**Your goal**
Reproduce each of the items below, substituting "candlestick-body" for every occurrence of "candle-body" and leaving all other text unchanged. Omit the pictures from your output.

------------------------------------------------

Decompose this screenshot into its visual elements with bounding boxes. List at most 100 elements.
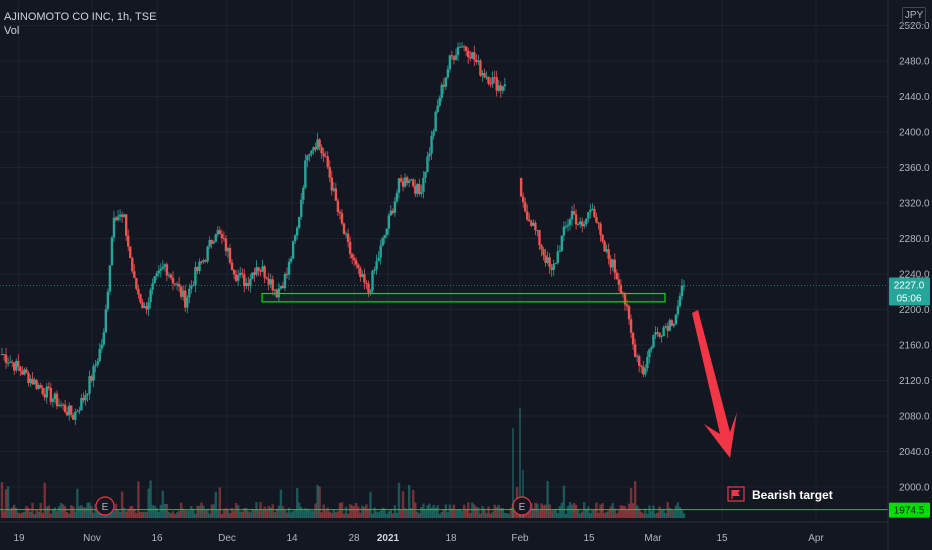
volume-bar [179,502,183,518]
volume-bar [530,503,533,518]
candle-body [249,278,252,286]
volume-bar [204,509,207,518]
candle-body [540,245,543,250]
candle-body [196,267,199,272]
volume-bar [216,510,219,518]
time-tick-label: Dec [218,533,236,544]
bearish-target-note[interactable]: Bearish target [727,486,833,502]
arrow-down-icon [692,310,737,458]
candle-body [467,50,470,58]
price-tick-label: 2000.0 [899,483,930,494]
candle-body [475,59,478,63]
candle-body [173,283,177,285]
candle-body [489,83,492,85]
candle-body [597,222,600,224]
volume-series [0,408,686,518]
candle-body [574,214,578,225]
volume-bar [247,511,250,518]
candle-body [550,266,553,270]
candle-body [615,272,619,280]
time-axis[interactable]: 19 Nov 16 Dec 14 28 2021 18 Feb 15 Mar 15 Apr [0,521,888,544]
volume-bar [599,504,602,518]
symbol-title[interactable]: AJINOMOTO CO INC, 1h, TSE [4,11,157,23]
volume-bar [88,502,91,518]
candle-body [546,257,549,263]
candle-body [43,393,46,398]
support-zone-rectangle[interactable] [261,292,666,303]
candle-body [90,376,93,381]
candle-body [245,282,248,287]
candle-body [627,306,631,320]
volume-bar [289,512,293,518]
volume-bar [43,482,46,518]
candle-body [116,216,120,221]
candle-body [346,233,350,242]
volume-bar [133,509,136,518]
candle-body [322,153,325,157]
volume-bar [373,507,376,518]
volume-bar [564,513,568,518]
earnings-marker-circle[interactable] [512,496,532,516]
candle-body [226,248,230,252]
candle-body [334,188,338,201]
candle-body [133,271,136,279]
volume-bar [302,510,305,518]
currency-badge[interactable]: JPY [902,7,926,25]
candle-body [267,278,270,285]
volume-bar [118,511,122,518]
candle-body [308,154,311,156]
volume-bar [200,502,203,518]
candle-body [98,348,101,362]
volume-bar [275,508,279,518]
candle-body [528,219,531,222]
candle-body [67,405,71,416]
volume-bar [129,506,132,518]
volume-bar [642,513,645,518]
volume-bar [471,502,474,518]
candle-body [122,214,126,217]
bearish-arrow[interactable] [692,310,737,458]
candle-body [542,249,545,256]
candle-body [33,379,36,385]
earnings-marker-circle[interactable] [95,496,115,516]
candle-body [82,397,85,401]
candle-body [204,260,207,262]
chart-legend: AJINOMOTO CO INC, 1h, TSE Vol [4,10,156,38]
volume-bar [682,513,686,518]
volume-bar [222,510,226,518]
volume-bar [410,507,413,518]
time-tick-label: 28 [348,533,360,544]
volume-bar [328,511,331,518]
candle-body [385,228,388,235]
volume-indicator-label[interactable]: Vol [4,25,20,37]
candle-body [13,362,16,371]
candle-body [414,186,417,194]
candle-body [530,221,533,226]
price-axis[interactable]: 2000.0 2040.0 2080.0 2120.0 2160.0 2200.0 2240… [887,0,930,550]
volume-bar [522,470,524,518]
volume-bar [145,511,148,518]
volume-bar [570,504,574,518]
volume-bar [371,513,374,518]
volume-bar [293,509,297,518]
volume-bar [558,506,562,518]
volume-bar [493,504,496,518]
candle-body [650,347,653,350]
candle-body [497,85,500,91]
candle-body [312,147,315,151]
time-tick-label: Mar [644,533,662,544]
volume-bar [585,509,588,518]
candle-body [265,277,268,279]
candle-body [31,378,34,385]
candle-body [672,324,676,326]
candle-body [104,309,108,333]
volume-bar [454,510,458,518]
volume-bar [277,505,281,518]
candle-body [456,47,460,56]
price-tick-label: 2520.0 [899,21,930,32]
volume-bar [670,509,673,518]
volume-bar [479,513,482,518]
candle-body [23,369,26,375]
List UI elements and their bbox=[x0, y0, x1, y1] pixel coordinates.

------------------------------------------------

**Written answer**
Decompose this screenshot into its visual elements with bounding boxes. List at most 100 elements.
volume-bar [179,502,183,518]
volume-bar [530,503,533,518]
candlestick-body [249,278,252,286]
volume-bar [204,509,207,518]
candlestick-body [540,245,543,250]
candlestick-body [196,267,199,272]
volume-bar [216,510,219,518]
time-tick-label: Dec [218,533,236,544]
bearish-target-note[interactable]: Bearish target [727,486,833,502]
arrow-down-icon [692,310,737,458]
candlestick-body [467,50,470,58]
price-tick-label: 2000.0 [899,483,930,494]
candlestick-body [475,59,478,63]
candlestick-body [173,283,177,285]
candlestick-body [489,83,492,85]
candlestick-body [597,222,600,224]
volume-series [0,408,686,518]
candlestick-body [574,214,578,225]
volume-bar [247,511,250,518]
candlestick-body [550,266,553,270]
candlestick-body [615,272,619,280]
time-axis[interactable]: 19 Nov 16 Dec 14 28 2021 18 Feb 15 Mar 15 Apr [0,521,888,544]
volume-bar [599,504,602,518]
symbol-title[interactable]: AJINOMOTO CO INC, 1h, TSE [4,11,157,23]
volume-bar [88,502,91,518]
candlestick-body [546,257,549,263]
candlestick-body [43,393,46,398]
support-zone-rectangle[interactable] [261,292,666,303]
candlestick-body [90,376,93,381]
candlestick-body [245,282,248,287]
candlestick-body [627,306,631,320]
volume-bar [289,512,293,518]
volume-bar [43,482,46,518]
candlestick-body [116,216,120,221]
candlestick-body [346,233,350,242]
volume-bar [133,509,136,518]
candlestick-body [322,153,325,157]
volume-bar [373,507,376,518]
volume-bar [564,513,568,518]
earnings-marker-circle[interactable] [512,496,532,516]
candlestick-body [226,248,230,252]
candlestick-body [334,188,338,201]
candlestick-body [133,271,136,279]
volume-bar [302,510,305,518]
currency-badge[interactable]: JPY [902,7,926,25]
candlestick-body [267,278,270,285]
volume-bar [118,511,122,518]
candlestick-body [308,154,311,156]
volume-bar [200,502,203,518]
candlestick-body [98,348,101,362]
volume-bar [275,508,279,518]
candlestick-body [528,219,531,222]
candlestick-body [67,405,71,416]
volume-bar [129,506,132,518]
volume-bar [642,513,645,518]
volume-bar [471,502,474,518]
candlestick-body [122,214,126,217]
bearish-arrow[interactable] [692,310,737,458]
candlestick-body [542,249,545,256]
candlestick-body [33,379,36,385]
earnings-marker-circle[interactable] [95,496,115,516]
candlestick-body [82,397,85,401]
candlestick-body [204,260,207,262]
chart-legend: AJINOMOTO CO INC, 1h, TSE Vol [4,10,156,38]
volume-bar [682,513,686,518]
volume-bar [222,510,226,518]
volume-bar [410,507,413,518]
time-tick-label: 28 [348,533,360,544]
volume-bar [328,511,331,518]
candlestick-body [385,228,388,235]
volume-indicator-label[interactable]: Vol [4,25,20,37]
candlestick-body [13,362,16,371]
candlestick-body [414,186,417,194]
candlestick-body [530,221,533,226]
price-axis[interactable]: 2000.0 2040.0 2080.0 2120.0 2160.0 2200.0 2240… [887,0,930,550]
volume-bar [522,470,524,518]
volume-bar [145,511,148,518]
volume-bar [570,504,574,518]
volume-bar [371,513,374,518]
volume-bar [293,509,297,518]
volume-bar [558,506,562,518]
volume-bar [493,504,496,518]
candlestick-body [650,347,653,350]
candlestick-body [497,85,500,91]
candlestick-body [312,147,315,151]
time-tick-label: Mar [644,533,662,544]
volume-bar [585,509,588,518]
candlestick-body [265,277,268,279]
candlestick-body [31,378,34,385]
candlestick-body [672,324,676,326]
candlestick-body [104,309,108,333]
volume-bar [454,510,458,518]
volume-bar [277,505,281,518]
candlestick-body [456,47,460,56]
price-tick-label: 2520.0 [899,21,930,32]
volume-bar [670,509,673,518]
volume-bar [479,513,482,518]
candlestick-body [23,369,26,375]
List UI elements and their bbox=[x0, y0, x1, y1] pixel coordinates.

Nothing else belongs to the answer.